----- DATA IN THIS EXERCISE -----

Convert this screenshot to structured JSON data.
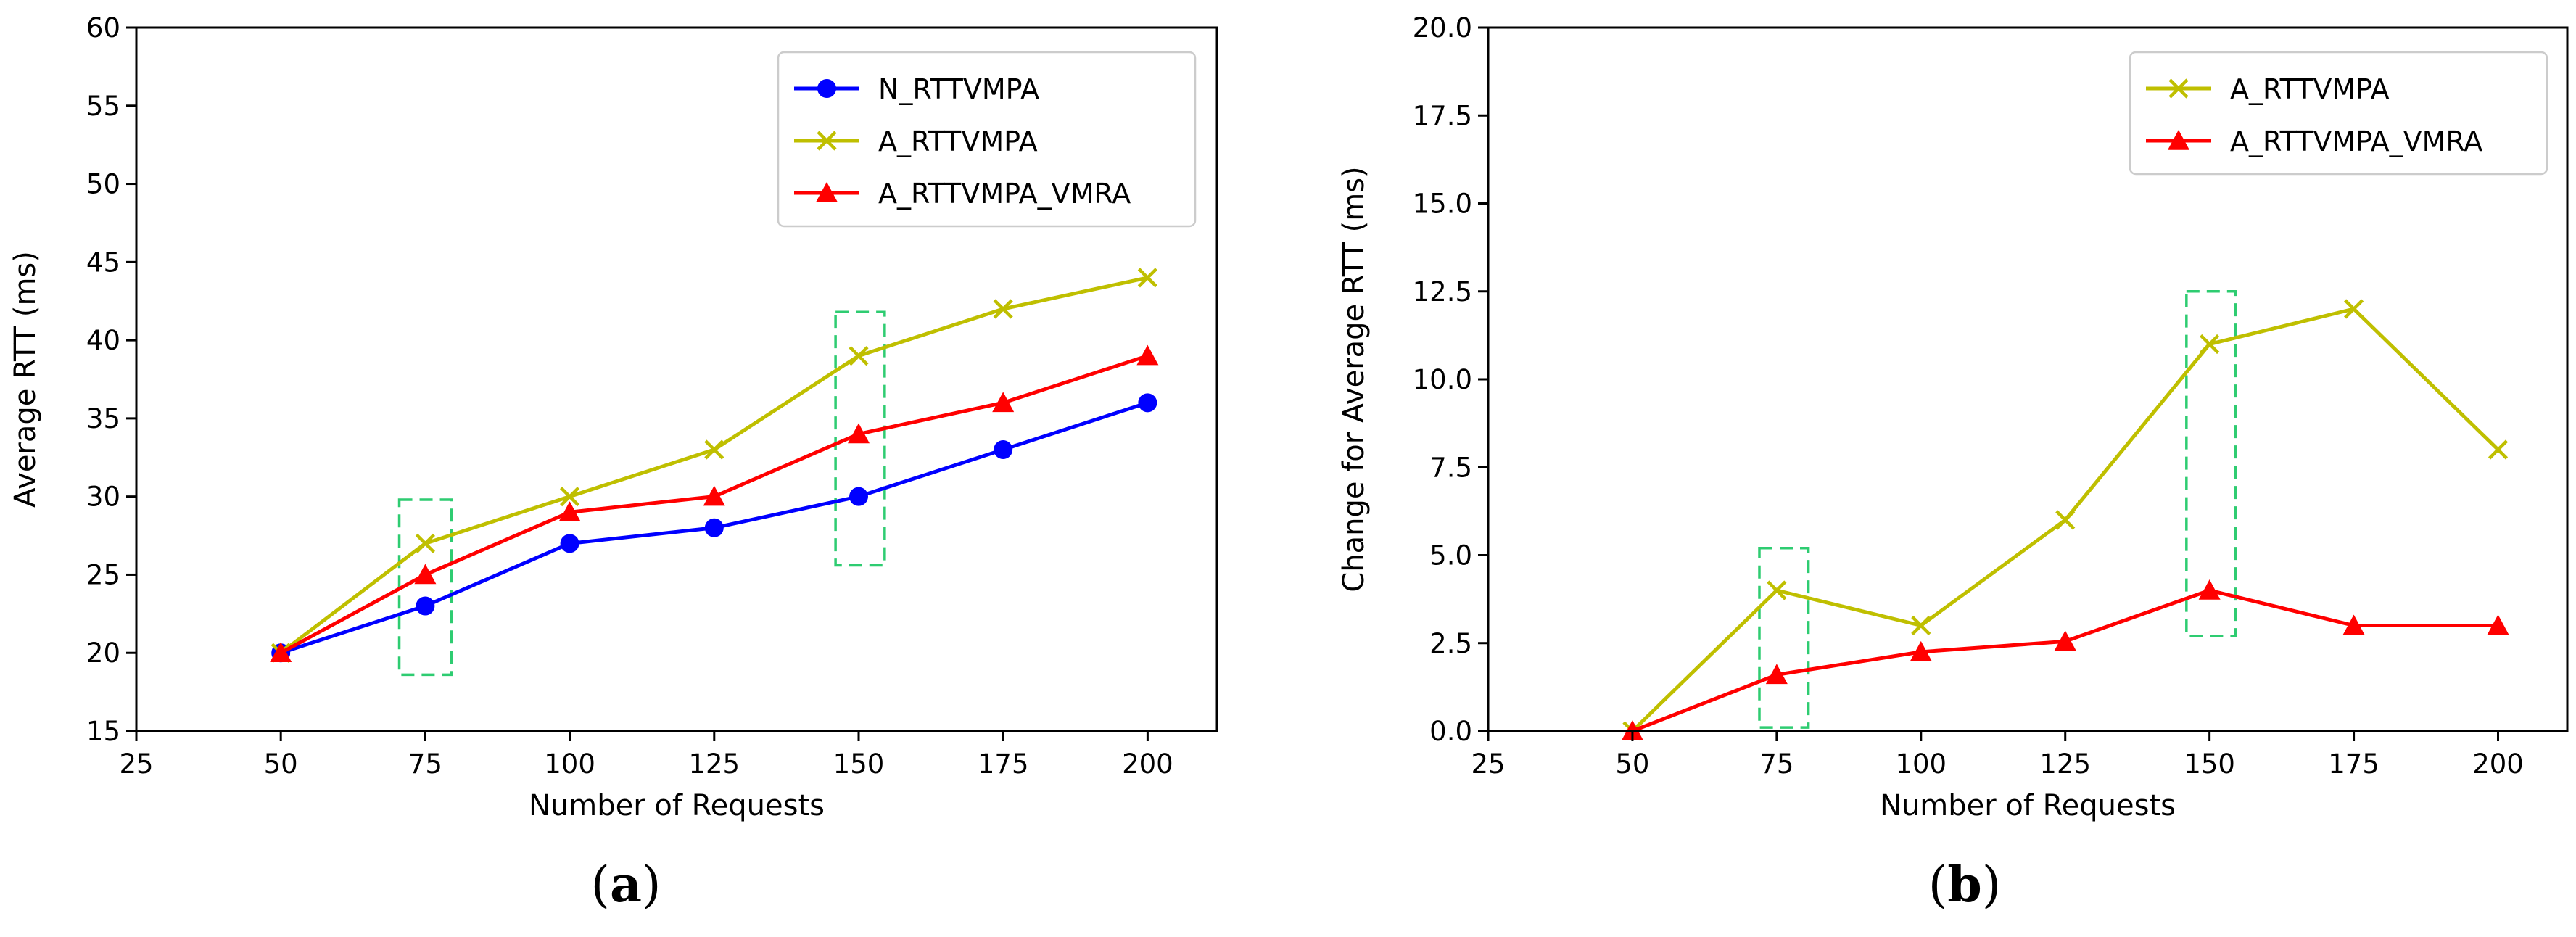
{
  "chart_data": [
    {
      "type": "line",
      "panel_label": "a",
      "xlabel": "Number of Requests",
      "ylabel": "Average RTT (ms)",
      "xlim": [
        25,
        212
      ],
      "ylim": [
        15,
        60
      ],
      "xticks": [
        25,
        50,
        75,
        100,
        125,
        150,
        175,
        200
      ],
      "yticks": [
        15,
        20,
        25,
        30,
        35,
        40,
        45,
        50,
        55,
        60
      ],
      "ytick_labels": [
        "15",
        "20",
        "25",
        "30",
        "35",
        "40",
        "45",
        "50",
        "55",
        "60"
      ],
      "grid": false,
      "legend_position": "top-right",
      "x": [
        50,
        75,
        100,
        125,
        150,
        175,
        200
      ],
      "series": [
        {
          "name": "N_RTTVMPA",
          "color": "#0000ff",
          "marker": "circle",
          "values": [
            20,
            23,
            27,
            28,
            30,
            33,
            36
          ]
        },
        {
          "name": "A_RTTVMPA",
          "color": "#bfbf00",
          "marker": "x",
          "values": [
            20,
            27,
            30,
            33,
            39,
            42,
            44
          ]
        },
        {
          "name": "A_RTTVMPA_VMRA",
          "color": "#ff0000",
          "marker": "triangle",
          "values": [
            20,
            25,
            29,
            30,
            34,
            36,
            39
          ]
        }
      ],
      "highlight_boxes": [
        {
          "x_range": [
            70.5,
            79.5
          ],
          "y_range": [
            18.6,
            29.8
          ]
        },
        {
          "x_range": [
            146,
            154.5
          ],
          "y_range": [
            25.6,
            41.8
          ]
        }
      ]
    },
    {
      "type": "line",
      "panel_label": "b",
      "xlabel": "Number of Requests",
      "ylabel": "Change for Average RTT (ms)",
      "xlim": [
        25,
        212
      ],
      "ylim": [
        0,
        20
      ],
      "xticks": [
        25,
        50,
        75,
        100,
        125,
        150,
        175,
        200
      ],
      "yticks": [
        0,
        2.5,
        5,
        7.5,
        10,
        12.5,
        15,
        17.5,
        20
      ],
      "ytick_labels": [
        "0.0",
        "2.5",
        "5.0",
        "7.5",
        "10.0",
        "12.5",
        "15.0",
        "17.5",
        "20.0"
      ],
      "grid": false,
      "legend_position": "top-right",
      "x": [
        50,
        75,
        100,
        125,
        150,
        175,
        200
      ],
      "series": [
        {
          "name": "A_RTTVMPA",
          "color": "#bfbf00",
          "marker": "x",
          "values": [
            0,
            4,
            3,
            6,
            11,
            12,
            8
          ]
        },
        {
          "name": "A_RTTVMPA_VMRA",
          "color": "#ff0000",
          "marker": "triangle",
          "values": [
            0,
            1.6,
            2.25,
            2.55,
            4,
            3,
            3
          ]
        }
      ],
      "highlight_boxes": [
        {
          "x_range": [
            72,
            80.5
          ],
          "y_range": [
            0.1,
            5.2
          ]
        },
        {
          "x_range": [
            146,
            154.5
          ],
          "y_range": [
            2.7,
            12.5
          ]
        }
      ]
    }
  ],
  "captions": {
    "a": "a",
    "b": "b"
  },
  "colors": {
    "axis": "#000000",
    "highlight_box": "#2ecc71",
    "background": "#ffffff"
  }
}
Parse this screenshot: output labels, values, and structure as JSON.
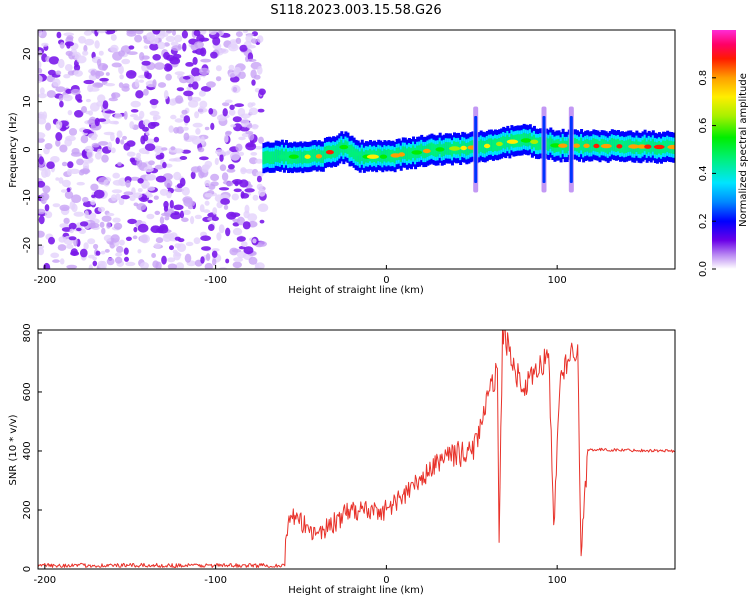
{
  "title": "S118.2023.003.15.58.G26",
  "chart_data": [
    {
      "type": "heatmap",
      "title": "",
      "xlabel": "Height of straight line (km)",
      "ylabel": "Frequency (Hz)",
      "xlim": [
        -204,
        169
      ],
      "ylim": [
        -25,
        25
      ],
      "xticks": [
        -200,
        -100,
        0,
        100
      ],
      "xtick_labels": [
        "-200",
        "-100",
        "0",
        "100"
      ],
      "yticks": [
        -20,
        -10,
        0,
        10,
        20
      ],
      "ytick_labels": [
        "-20",
        "-10",
        "0",
        "10",
        "20"
      ],
      "colorbar": {
        "label": "Normalized spectral amplitude",
        "range": [
          0,
          1
        ],
        "ticks": [
          0.0,
          0.2,
          0.4,
          0.6,
          0.8
        ],
        "tick_labels": [
          "0.0",
          "0.2",
          "0.4",
          "0.6",
          "0.8"
        ],
        "colormap": "gist_ncar-like: white, violet, blue, cyan, green, yellow, orange, red, magenta"
      },
      "features": {
        "noise_region_x_range": [
          -204,
          -72
        ],
        "signal_onset_x": -72,
        "signal_track": [
          {
            "x": -72,
            "y": -1.5
          },
          {
            "x": -40,
            "y": -1.5
          },
          {
            "x": -25,
            "y": 0.5
          },
          {
            "x": -15,
            "y": -1.5
          },
          {
            "x": 0,
            "y": -1.5
          },
          {
            "x": 30,
            "y": 0.0
          },
          {
            "x": 55,
            "y": 0.5
          },
          {
            "x": 80,
            "y": 2.0
          },
          {
            "x": 100,
            "y": 0.8
          },
          {
            "x": 110,
            "y": 0.8
          },
          {
            "x": 169,
            "y": 0.5
          }
        ],
        "vertical_streaks_x": [
          52,
          92,
          108
        ]
      }
    },
    {
      "type": "line",
      "title": "",
      "xlabel": "Height of straight line (km)",
      "ylabel": "SNR (10 * v/v)",
      "xlim": [
        -204,
        169
      ],
      "ylim": [
        0,
        810
      ],
      "xticks": [
        -200,
        -100,
        0,
        100
      ],
      "xtick_labels": [
        "-200",
        "-100",
        "0",
        "100"
      ],
      "yticks": [
        0,
        200,
        400,
        600,
        800
      ],
      "ytick_labels": [
        "0",
        "200",
        "400",
        "600",
        "800"
      ],
      "series": [
        {
          "name": "SNR",
          "color": "#e8322a",
          "baseline_x_range": [
            -204,
            -60
          ],
          "baseline_value": 12,
          "key_points": [
            {
              "x": -60,
              "y": 15
            },
            {
              "x": -57,
              "y": 180
            },
            {
              "x": -40,
              "y": 120
            },
            {
              "x": -20,
              "y": 200
            },
            {
              "x": 0,
              "y": 200
            },
            {
              "x": 20,
              "y": 300
            },
            {
              "x": 35,
              "y": 390
            },
            {
              "x": 50,
              "y": 390
            },
            {
              "x": 65,
              "y": 680
            },
            {
              "x": 66,
              "y": 90
            },
            {
              "x": 68,
              "y": 810
            },
            {
              "x": 80,
              "y": 600
            },
            {
              "x": 95,
              "y": 730
            },
            {
              "x": 98,
              "y": 150
            },
            {
              "x": 102,
              "y": 660
            },
            {
              "x": 112,
              "y": 760
            },
            {
              "x": 114,
              "y": 45
            },
            {
              "x": 118,
              "y": 405
            },
            {
              "x": 169,
              "y": 400
            }
          ]
        }
      ]
    }
  ]
}
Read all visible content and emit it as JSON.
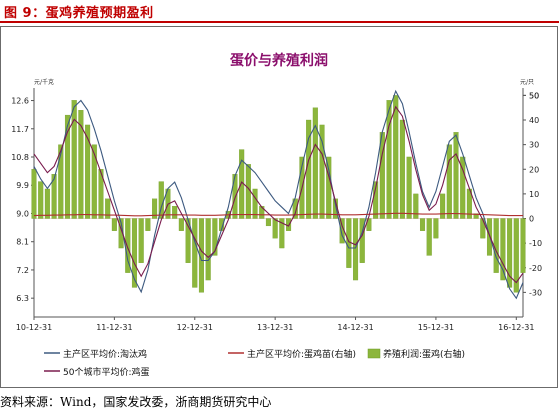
{
  "caption": "图 9：蛋鸡养殖预期盈利",
  "source": "资料来源：Wind，国家发改委，浙商期货研究中心",
  "colors": {
    "caption": "#c00000",
    "title": "#8b0f6c",
    "taotai": "#3d5a80",
    "chuji": "#b03030",
    "profit": "#8cb63c",
    "egg": "#7a1c4e"
  },
  "chart_data": {
    "type": "line",
    "title": "蛋价与养殖利润",
    "left_unit": "元/千克",
    "right_unit": "元/只",
    "left_ticks": [
      "6.3",
      "7.2",
      "8.1",
      "9.0",
      "9.9",
      "10.8",
      "11.7",
      "12.6"
    ],
    "right_ticks": [
      "-30",
      "-20",
      "-10",
      "0",
      "10",
      "20",
      "30",
      "40",
      "50"
    ],
    "ylim_left": [
      5.7,
      13.0
    ],
    "ylim_right": [
      -40,
      53
    ],
    "x_ticks": [
      "10-12-31",
      "11-12-31",
      "12-12-31",
      "13-12-31",
      "14-12-31",
      "15-12-31",
      "16-12-31"
    ],
    "xlim": [
      0,
      73
    ],
    "series": [
      {
        "name": "主产区平均价:淘汰鸡",
        "axis": "left",
        "kind": "line",
        "values": [
          10.5,
          10.1,
          9.8,
          10.1,
          10.9,
          11.8,
          12.4,
          12.6,
          12.3,
          11.7,
          11.0,
          10.2,
          9.4,
          8.7,
          7.5,
          6.9,
          6.5,
          7.2,
          8.3,
          9.2,
          9.8,
          10.0,
          9.5,
          8.8,
          8.1,
          7.5,
          7.5,
          7.8,
          8.5,
          9.2,
          10.2,
          10.7,
          10.5,
          10.3,
          10.0,
          9.7,
          9.4,
          9.2,
          9.0,
          9.5,
          10.5,
          11.4,
          11.8,
          11.3,
          10.4,
          9.3,
          8.3,
          7.9,
          7.9,
          8.4,
          9.2,
          10.3,
          11.6,
          12.3,
          12.9,
          12.5,
          11.6,
          10.6,
          9.7,
          9.2,
          9.7,
          10.5,
          11.3,
          11.5,
          10.9,
          10.2,
          9.5,
          9.0,
          8.3,
          7.6,
          7.2,
          6.6,
          6.3,
          6.8
        ]
      },
      {
        "name": "主产区平均价:蛋鸡苗(右轴)",
        "axis": "right",
        "kind": "line",
        "values": [
          1.2,
          1.3,
          1.3,
          1.4,
          1.4,
          1.5,
          1.5,
          1.6,
          1.6,
          1.5,
          1.5,
          1.4,
          1.4,
          1.3,
          1.2,
          1.1,
          1.1,
          1.2,
          1.3,
          1.4,
          1.5,
          1.5,
          1.5,
          1.4,
          1.4,
          1.3,
          1.3,
          1.3,
          1.4,
          1.5,
          1.6,
          1.6,
          1.6,
          1.6,
          1.5,
          1.5,
          1.4,
          1.4,
          1.4,
          1.5,
          1.6,
          1.7,
          1.8,
          1.8,
          1.7,
          1.6,
          1.5,
          1.5,
          1.5,
          1.6,
          1.7,
          1.8,
          1.9,
          2.0,
          2.1,
          2.1,
          2.0,
          1.9,
          1.8,
          1.8,
          1.8,
          1.9,
          2.0,
          2.0,
          1.9,
          1.8,
          1.7,
          1.6,
          1.5,
          1.4,
          1.3,
          1.2,
          1.2,
          1.2
        ]
      },
      {
        "name": "养殖利润:蛋鸡(右轴)",
        "axis": "right",
        "kind": "bar",
        "values": [
          20,
          15,
          12,
          18,
          30,
          42,
          48,
          44,
          38,
          30,
          20,
          8,
          -5,
          -12,
          -22,
          -28,
          -18,
          -5,
          8,
          15,
          12,
          5,
          -5,
          -18,
          -28,
          -30,
          -25,
          -15,
          -5,
          3,
          18,
          28,
          22,
          12,
          5,
          -3,
          -8,
          -12,
          -5,
          8,
          25,
          40,
          45,
          38,
          25,
          8,
          -10,
          -20,
          -25,
          -18,
          -5,
          15,
          35,
          48,
          50,
          40,
          25,
          10,
          -5,
          -15,
          -8,
          10,
          30,
          35,
          25,
          12,
          2,
          -8,
          -15,
          -22,
          -25,
          -28,
          -30,
          -22
        ]
      },
      {
        "name": "50个城市平均价:鸡蛋",
        "axis": "left",
        "kind": "line",
        "values": [
          10.9,
          10.6,
          10.3,
          10.5,
          11.0,
          11.6,
          12.0,
          11.8,
          11.4,
          10.9,
          10.3,
          9.7,
          9.1,
          8.5,
          7.9,
          7.4,
          7.0,
          7.4,
          8.1,
          8.8,
          9.3,
          9.4,
          9.0,
          8.6,
          8.2,
          7.8,
          7.6,
          7.8,
          8.3,
          8.8,
          9.5,
          10.0,
          9.8,
          9.5,
          9.2,
          9.0,
          8.8,
          8.7,
          8.6,
          9.0,
          9.8,
          10.7,
          11.2,
          10.9,
          10.2,
          9.4,
          8.6,
          8.1,
          8.0,
          8.3,
          8.9,
          9.8,
          10.9,
          11.8,
          12.4,
          12.1,
          11.3,
          10.4,
          9.6,
          9.1,
          9.3,
          9.9,
          10.7,
          10.9,
          10.4,
          9.8,
          9.2,
          8.8,
          8.3,
          7.8,
          7.4,
          7.0,
          6.8,
          7.1
        ]
      }
    ],
    "legend": [
      {
        "label": "主产区平均价:淘汰鸡",
        "swatch": "line",
        "color_key": "taotai"
      },
      {
        "label": "主产区平均价:蛋鸡苗(右轴)",
        "swatch": "line",
        "color_key": "chuji"
      },
      {
        "label": "养殖利润:蛋鸡(右轴)",
        "swatch": "box",
        "color_key": "profit"
      },
      {
        "label": "50个城市平均价:鸡蛋",
        "swatch": "line",
        "color_key": "egg"
      }
    ],
    "legend_position": "bottom",
    "grid": false
  }
}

-----

Extract every line above containing the word "name".

          "name": "N_RTTVMPA",
          "name": "A_RTTVMPA",
          "name": "A_RTTVMPA_VMRA",
          "name": "A_RTTVMPA",
          "name": "A_RTTVMPA_VMRA",
          "name": "SNR",
        "name": "主产区平均价:淘汰鸡",
        "name": "主产区平均价:蛋鸡苗(右轴)",
        "name": "养殖利润:蛋鸡(右轴)",
        "name": "50个城市平均价:鸡蛋",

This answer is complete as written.